The exercise =
Copy, word for word, the records from the start through the line containing "bar-high-0 — [71, 361, 96, 363]", with both ends included.

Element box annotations
>> begin

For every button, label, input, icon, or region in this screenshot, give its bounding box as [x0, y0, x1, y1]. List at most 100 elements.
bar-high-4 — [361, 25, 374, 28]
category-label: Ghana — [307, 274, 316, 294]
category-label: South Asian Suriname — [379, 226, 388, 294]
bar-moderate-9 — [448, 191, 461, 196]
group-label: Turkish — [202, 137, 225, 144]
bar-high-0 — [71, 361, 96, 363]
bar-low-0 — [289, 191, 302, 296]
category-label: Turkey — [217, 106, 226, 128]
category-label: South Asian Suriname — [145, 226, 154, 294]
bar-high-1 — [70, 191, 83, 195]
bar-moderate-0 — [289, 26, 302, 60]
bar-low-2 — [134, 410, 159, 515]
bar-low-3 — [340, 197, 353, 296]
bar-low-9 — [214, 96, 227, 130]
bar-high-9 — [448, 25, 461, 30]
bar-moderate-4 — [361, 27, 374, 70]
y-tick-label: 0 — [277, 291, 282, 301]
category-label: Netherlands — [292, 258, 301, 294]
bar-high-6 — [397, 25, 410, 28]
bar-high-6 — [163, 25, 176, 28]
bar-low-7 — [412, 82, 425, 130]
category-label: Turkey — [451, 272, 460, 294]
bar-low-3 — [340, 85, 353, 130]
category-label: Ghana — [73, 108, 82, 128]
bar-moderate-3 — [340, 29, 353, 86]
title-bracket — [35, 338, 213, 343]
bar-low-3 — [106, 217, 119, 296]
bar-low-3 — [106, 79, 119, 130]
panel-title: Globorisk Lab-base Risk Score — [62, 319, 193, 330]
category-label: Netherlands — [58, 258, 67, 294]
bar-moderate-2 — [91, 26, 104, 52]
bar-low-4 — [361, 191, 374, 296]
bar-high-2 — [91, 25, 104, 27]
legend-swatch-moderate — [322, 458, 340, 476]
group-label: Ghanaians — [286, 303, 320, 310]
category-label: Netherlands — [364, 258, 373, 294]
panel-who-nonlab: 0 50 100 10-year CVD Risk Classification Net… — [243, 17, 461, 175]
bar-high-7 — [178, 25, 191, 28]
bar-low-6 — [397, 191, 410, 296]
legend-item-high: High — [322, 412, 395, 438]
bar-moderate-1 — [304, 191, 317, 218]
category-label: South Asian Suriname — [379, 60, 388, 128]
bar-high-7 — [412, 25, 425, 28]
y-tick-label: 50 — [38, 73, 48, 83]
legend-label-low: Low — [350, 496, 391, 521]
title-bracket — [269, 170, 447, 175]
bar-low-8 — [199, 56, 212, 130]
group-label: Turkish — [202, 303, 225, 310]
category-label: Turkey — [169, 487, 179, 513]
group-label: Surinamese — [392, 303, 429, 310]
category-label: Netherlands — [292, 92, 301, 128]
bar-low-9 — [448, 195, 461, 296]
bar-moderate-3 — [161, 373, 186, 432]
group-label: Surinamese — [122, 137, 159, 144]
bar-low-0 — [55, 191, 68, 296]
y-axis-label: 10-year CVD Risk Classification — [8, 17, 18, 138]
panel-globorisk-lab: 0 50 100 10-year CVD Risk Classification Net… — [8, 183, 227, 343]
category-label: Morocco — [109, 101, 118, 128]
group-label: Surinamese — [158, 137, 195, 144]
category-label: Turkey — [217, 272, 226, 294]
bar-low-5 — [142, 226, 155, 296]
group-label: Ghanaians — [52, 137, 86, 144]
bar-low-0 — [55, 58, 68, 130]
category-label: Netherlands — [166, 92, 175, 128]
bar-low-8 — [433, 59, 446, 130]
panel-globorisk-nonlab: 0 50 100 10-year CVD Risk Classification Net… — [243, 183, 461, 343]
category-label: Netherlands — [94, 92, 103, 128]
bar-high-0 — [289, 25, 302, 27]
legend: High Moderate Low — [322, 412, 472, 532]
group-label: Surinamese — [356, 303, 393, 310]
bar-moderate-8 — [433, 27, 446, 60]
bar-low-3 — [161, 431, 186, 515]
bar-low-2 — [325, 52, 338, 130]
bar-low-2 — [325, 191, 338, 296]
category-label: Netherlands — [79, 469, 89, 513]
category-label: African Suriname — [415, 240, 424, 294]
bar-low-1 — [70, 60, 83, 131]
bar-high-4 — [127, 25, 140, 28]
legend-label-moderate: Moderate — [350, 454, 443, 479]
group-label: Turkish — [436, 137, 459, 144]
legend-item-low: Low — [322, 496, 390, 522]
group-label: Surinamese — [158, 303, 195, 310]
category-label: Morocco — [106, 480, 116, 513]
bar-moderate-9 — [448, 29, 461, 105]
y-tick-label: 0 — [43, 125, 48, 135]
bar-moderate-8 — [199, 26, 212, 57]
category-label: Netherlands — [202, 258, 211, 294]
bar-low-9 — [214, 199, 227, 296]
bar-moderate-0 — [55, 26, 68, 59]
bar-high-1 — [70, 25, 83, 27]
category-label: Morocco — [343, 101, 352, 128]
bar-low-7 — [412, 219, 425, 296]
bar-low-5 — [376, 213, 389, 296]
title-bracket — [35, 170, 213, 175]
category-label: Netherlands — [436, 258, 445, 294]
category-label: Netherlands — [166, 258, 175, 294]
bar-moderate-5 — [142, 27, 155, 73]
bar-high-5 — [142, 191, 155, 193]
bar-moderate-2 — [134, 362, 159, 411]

>> end

Result of the task =
For every button, label, input, icon, or region in this screenshot, give its bounding box as [x0, y0, x1, y1]. List at most 100 elements.
bar-high-4 — [361, 25, 374, 28]
category-label: Ghana — [307, 274, 316, 294]
category-label: South Asian Suriname — [379, 226, 388, 294]
bar-moderate-9 — [448, 191, 461, 196]
group-label: Turkish — [202, 137, 225, 144]
bar-high-0 — [71, 361, 96, 363]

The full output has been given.